→ WORK TO COMPLETE
Where a line contains the word "this", copy that line.

++++++++++++++++++++

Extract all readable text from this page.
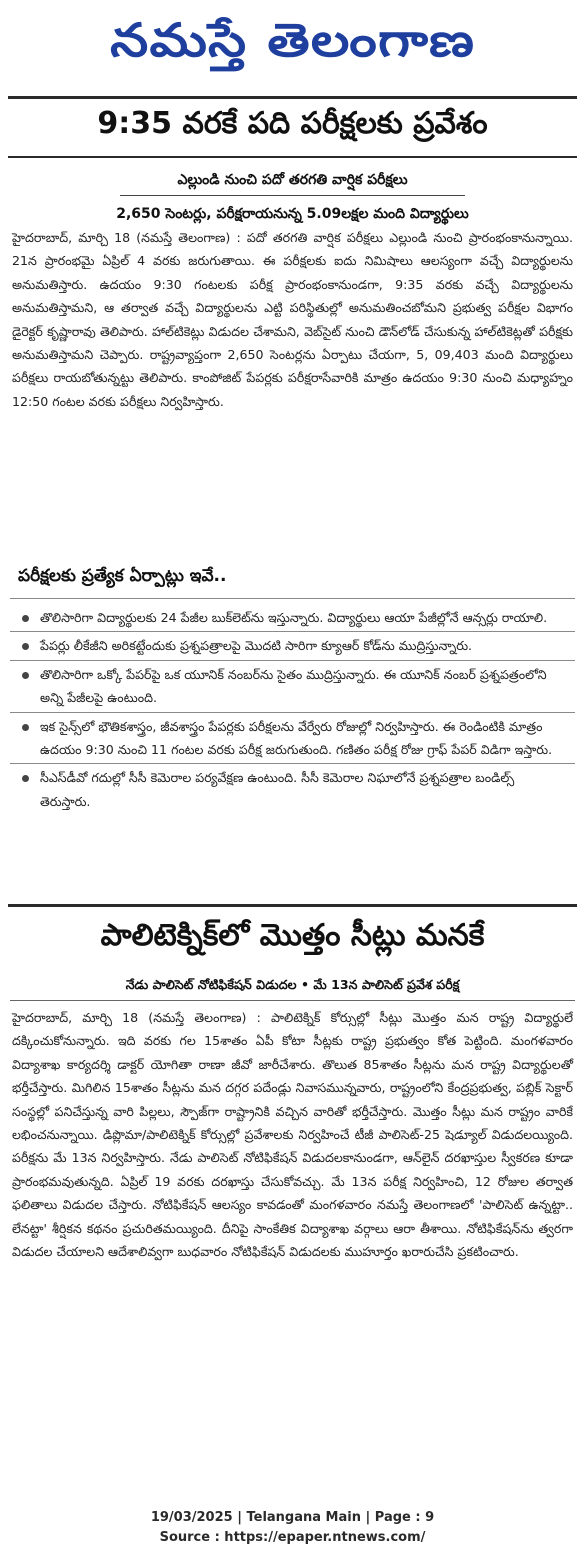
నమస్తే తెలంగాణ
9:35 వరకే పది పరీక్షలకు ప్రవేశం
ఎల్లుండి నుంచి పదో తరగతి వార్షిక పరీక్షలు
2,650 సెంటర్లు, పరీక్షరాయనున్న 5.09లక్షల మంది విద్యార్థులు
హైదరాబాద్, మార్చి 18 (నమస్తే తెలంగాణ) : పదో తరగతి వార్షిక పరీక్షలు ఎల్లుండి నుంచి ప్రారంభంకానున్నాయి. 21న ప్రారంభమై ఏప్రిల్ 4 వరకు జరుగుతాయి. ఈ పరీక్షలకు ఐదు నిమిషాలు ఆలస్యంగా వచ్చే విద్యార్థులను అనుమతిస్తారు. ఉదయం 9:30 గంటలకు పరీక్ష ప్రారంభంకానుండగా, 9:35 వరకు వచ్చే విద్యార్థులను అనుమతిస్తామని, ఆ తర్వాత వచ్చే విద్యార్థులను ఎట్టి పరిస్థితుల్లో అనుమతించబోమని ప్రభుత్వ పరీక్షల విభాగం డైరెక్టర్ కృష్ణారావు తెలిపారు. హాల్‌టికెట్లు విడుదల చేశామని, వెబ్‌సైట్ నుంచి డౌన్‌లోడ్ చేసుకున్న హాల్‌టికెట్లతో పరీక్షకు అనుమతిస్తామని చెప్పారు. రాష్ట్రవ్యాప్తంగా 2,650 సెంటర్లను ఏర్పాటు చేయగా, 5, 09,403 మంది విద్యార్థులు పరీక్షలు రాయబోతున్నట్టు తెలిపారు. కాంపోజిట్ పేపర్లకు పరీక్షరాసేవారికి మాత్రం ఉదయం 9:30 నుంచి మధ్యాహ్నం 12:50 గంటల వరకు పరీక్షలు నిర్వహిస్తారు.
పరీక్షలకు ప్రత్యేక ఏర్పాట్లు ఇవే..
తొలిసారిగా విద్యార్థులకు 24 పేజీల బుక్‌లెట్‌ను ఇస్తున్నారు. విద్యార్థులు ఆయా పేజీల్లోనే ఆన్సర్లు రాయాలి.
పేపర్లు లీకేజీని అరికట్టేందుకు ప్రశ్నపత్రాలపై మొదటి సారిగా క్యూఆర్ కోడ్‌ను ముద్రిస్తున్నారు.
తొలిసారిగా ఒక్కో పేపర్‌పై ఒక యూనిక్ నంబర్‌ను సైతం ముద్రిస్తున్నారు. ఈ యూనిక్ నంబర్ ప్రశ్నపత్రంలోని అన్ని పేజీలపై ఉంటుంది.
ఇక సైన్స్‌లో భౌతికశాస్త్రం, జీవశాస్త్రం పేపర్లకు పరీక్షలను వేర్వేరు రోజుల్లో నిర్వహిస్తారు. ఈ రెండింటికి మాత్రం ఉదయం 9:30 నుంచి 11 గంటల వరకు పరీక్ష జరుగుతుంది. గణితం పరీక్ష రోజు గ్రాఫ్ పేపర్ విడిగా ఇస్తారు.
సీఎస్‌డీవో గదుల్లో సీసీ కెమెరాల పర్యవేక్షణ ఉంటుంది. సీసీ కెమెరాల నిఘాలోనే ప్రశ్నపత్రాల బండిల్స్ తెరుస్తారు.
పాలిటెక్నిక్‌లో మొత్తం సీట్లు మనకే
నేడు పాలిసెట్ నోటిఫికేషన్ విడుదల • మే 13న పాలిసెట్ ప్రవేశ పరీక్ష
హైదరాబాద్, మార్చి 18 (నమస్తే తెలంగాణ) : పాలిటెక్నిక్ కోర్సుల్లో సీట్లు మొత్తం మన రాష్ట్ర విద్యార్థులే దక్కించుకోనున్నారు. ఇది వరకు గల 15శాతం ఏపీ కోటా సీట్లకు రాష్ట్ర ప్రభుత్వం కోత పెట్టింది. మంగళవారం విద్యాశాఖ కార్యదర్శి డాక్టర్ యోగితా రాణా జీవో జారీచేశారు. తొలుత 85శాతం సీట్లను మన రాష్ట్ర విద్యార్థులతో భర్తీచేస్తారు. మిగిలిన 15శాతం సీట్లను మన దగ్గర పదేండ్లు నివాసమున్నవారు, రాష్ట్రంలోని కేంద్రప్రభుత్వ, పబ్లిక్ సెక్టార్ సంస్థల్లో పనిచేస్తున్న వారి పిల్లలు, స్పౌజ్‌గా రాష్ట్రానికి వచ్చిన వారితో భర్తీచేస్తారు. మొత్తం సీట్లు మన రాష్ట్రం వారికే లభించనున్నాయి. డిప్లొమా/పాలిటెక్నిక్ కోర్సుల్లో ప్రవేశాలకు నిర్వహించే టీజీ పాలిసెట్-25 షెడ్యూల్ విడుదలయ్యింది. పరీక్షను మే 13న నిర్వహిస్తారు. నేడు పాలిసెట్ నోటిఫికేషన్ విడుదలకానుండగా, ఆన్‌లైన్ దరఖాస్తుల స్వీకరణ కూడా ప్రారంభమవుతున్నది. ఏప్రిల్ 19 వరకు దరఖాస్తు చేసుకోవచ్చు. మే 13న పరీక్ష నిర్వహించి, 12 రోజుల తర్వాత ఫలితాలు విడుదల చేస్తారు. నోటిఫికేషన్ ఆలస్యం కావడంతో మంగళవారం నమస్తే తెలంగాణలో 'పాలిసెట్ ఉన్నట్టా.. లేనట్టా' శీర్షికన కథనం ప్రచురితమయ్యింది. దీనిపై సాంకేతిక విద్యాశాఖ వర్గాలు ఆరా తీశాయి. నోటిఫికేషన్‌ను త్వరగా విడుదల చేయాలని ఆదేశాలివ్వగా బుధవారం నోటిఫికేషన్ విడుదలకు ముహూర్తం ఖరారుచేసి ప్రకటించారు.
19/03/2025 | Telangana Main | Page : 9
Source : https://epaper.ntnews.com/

++++++++++++++++++++

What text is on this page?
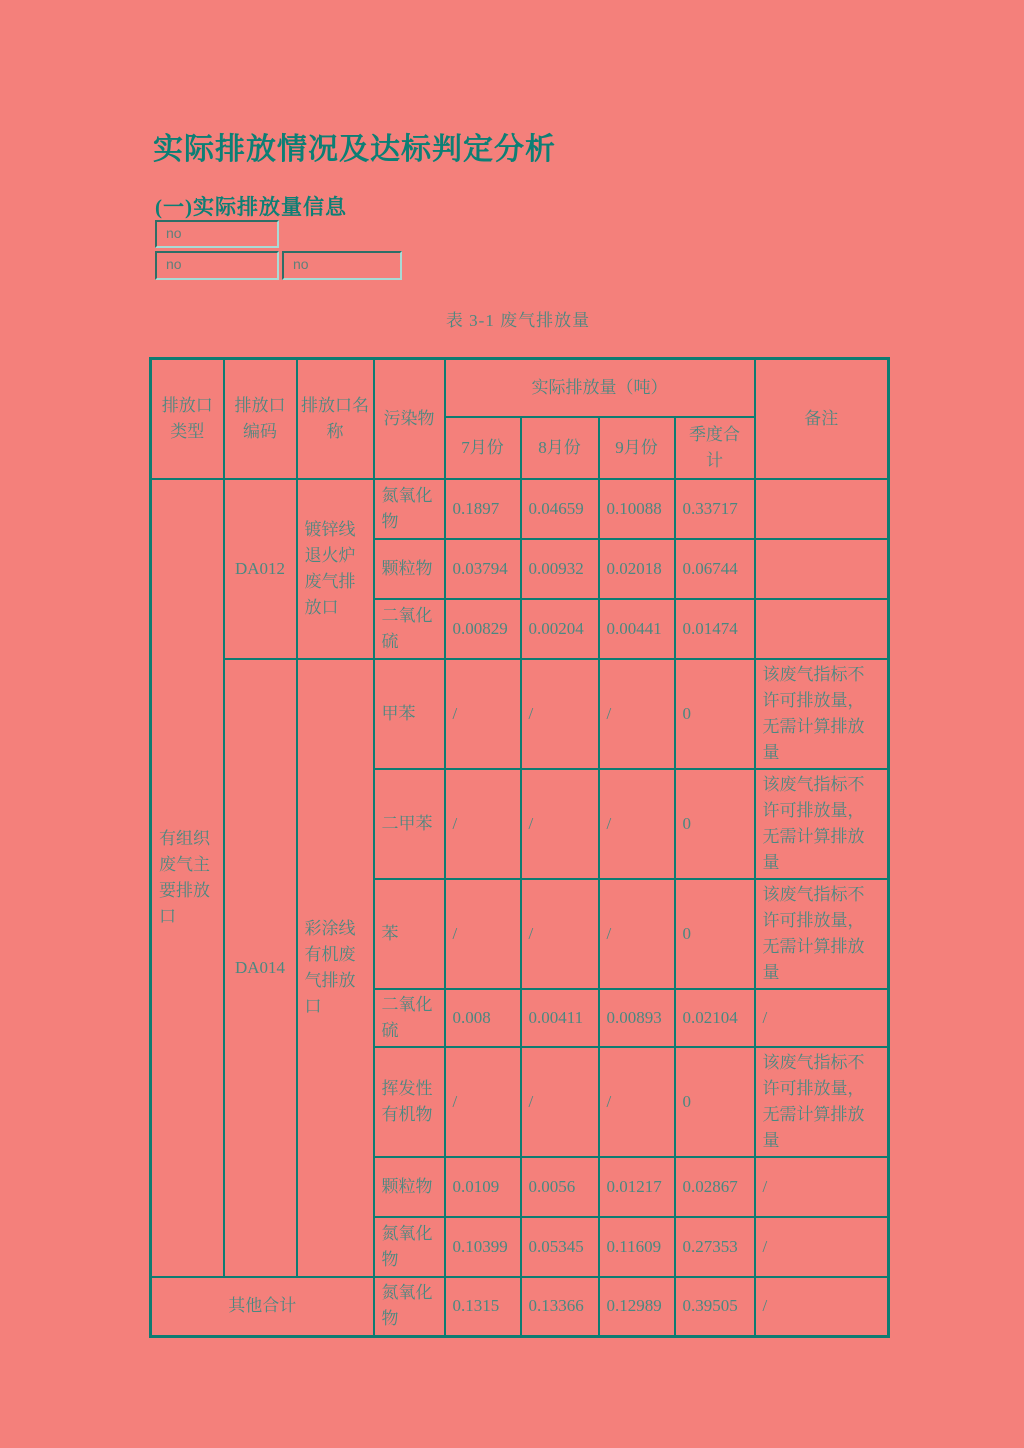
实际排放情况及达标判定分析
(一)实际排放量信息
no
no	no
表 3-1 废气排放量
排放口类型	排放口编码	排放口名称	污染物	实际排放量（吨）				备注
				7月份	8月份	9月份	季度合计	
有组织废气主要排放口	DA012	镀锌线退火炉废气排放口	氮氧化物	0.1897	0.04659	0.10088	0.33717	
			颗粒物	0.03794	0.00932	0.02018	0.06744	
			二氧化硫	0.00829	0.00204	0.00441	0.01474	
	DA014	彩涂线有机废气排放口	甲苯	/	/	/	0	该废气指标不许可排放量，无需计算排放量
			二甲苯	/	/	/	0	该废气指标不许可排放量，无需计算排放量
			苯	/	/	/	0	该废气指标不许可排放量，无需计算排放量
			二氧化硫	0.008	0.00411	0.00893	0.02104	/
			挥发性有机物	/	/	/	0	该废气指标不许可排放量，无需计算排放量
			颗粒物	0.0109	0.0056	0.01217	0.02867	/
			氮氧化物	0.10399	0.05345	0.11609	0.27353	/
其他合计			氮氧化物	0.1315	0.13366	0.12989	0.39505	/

++++++++++++++++++++

→ THE RESULT
Extract all readable text from this page.
What text is on this page?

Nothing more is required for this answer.